(Entries from a visual dataset)
★ ★ ★ ★
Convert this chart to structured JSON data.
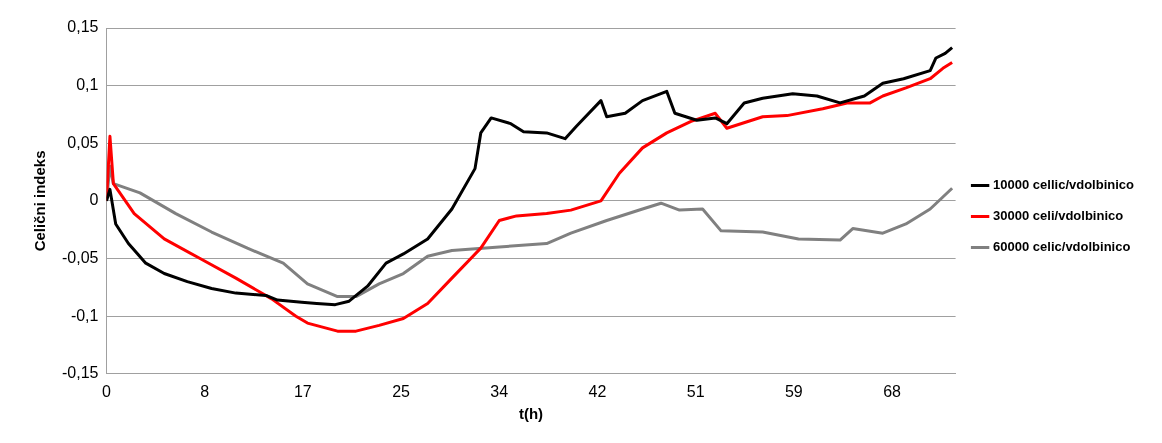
{
  "chart_data": {
    "type": "line",
    "xlabel": "t(h)",
    "ylabel": "Celični indeks",
    "xlim": [
      0,
      73.5
    ],
    "xticks": [
      0,
      {
        "value": 8.5,
        "label": "8"
      },
      17,
      {
        "value": 25.5,
        "label": "25"
      },
      34,
      {
        "value": 42.5,
        "label": "42"
      },
      51,
      {
        "value": 59.5,
        "label": "59"
      },
      68
    ],
    "ylim": [
      -0.15,
      0.15
    ],
    "yticks": [
      {
        "value": -0.15,
        "label": "-0,15"
      },
      {
        "value": -0.1,
        "label": "-0,1"
      },
      {
        "value": -0.05,
        "label": "-0,05"
      },
      0,
      {
        "value": 0.05,
        "label": "0,05"
      },
      {
        "value": 0.1,
        "label": "0,1"
      },
      {
        "value": 0.15,
        "label": "0,15"
      }
    ],
    "grid": "y",
    "legend": "right",
    "marker": "none",
    "line_style": "solid",
    "series": [
      {
        "name": "10000 cellic/vdolbinico",
        "color": "#000000",
        "x": [
          0,
          0.3,
          0.8,
          1.9,
          3.4,
          5,
          7,
          9.1,
          11.2,
          13.8,
          14.8,
          16.9,
          18.2,
          19.8,
          21,
          22.6,
          24.2,
          25.7,
          27.8,
          29.9,
          31.9,
          32.4,
          33.3,
          35,
          36.1,
          38.1,
          39.7,
          40.7,
          42.8,
          43.3,
          44.9,
          46.4,
          48.5,
          49.2,
          51.1,
          52.7,
          53.7,
          55.2,
          56.8,
          59.4,
          61.5,
          63.5,
          65.6,
          67.2,
          69,
          71.3,
          71.8,
          72.6,
          73.2
        ],
        "values": [
          0,
          0.01,
          -0.02,
          -0.037,
          -0.054,
          -0.063,
          -0.07,
          -0.076,
          -0.08,
          -0.082,
          -0.086,
          -0.088,
          -0.089,
          -0.09,
          -0.087,
          -0.074,
          -0.054,
          -0.046,
          -0.033,
          -0.007,
          0.028,
          0.059,
          0.072,
          0.067,
          0.06,
          0.059,
          0.054,
          0.065,
          0.087,
          0.073,
          0.076,
          0.087,
          0.095,
          0.076,
          0.07,
          0.072,
          0.067,
          0.085,
          0.089,
          0.093,
          0.091,
          0.085,
          0.091,
          0.102,
          0.106,
          0.113,
          0.124,
          0.128,
          0.133
        ]
      },
      {
        "name": "30000 celi/vdolbinico",
        "color": "#ff0000",
        "x": [
          0,
          0.3,
          0.6,
          2.4,
          5,
          8.1,
          11.2,
          14.3,
          16.4,
          17.4,
          20,
          21.6,
          23.6,
          25.7,
          27.8,
          29.9,
          32.4,
          34,
          35.5,
          38.1,
          40.2,
          42.8,
          44.4,
          46.4,
          48.5,
          50.6,
          52.7,
          53.7,
          56.8,
          58.9,
          62,
          64.1,
          66.1,
          67.2,
          69.2,
          71.3,
          72.4,
          73.2
        ],
        "values": [
          0,
          0.056,
          0.015,
          -0.011,
          -0.033,
          -0.05,
          -0.067,
          -0.085,
          -0.1,
          -0.106,
          -0.113,
          -0.113,
          -0.108,
          -0.102,
          -0.089,
          -0.067,
          -0.041,
          -0.017,
          -0.013,
          -0.011,
          -0.008,
          0,
          0.024,
          0.046,
          0.059,
          0.069,
          0.076,
          0.063,
          0.073,
          0.074,
          0.08,
          0.085,
          0.085,
          0.091,
          0.098,
          0.106,
          0.115,
          0.12
        ]
      },
      {
        "name": "60000 celic/vdolbinico",
        "color": "#808080",
        "x": [
          0,
          0.3,
          0.6,
          2.9,
          6,
          9.1,
          12.2,
          15.3,
          17.4,
          20,
          21.6,
          23.6,
          25.7,
          27.8,
          29.9,
          34,
          38.1,
          40.2,
          43.3,
          46.4,
          48,
          49.6,
          51.6,
          53.2,
          56.8,
          59.9,
          63.5,
          64.6,
          67.2,
          69.2,
          71.3,
          73.2
        ],
        "values": [
          0,
          0.03,
          0.015,
          0.007,
          -0.011,
          -0.027,
          -0.041,
          -0.054,
          -0.072,
          -0.083,
          -0.083,
          -0.072,
          -0.063,
          -0.048,
          -0.043,
          -0.04,
          -0.037,
          -0.028,
          -0.017,
          -0.007,
          -0.002,
          -0.008,
          -0.007,
          -0.026,
          -0.027,
          -0.033,
          -0.034,
          -0.024,
          -0.028,
          -0.02,
          -0.007,
          0.011
        ]
      }
    ]
  }
}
★ ★ ★ ★
→ **WHAT TO PRODUCE**:
Only a number is wanted: how many lines contain the word "name"?

→ **FINAL RESULT**:
3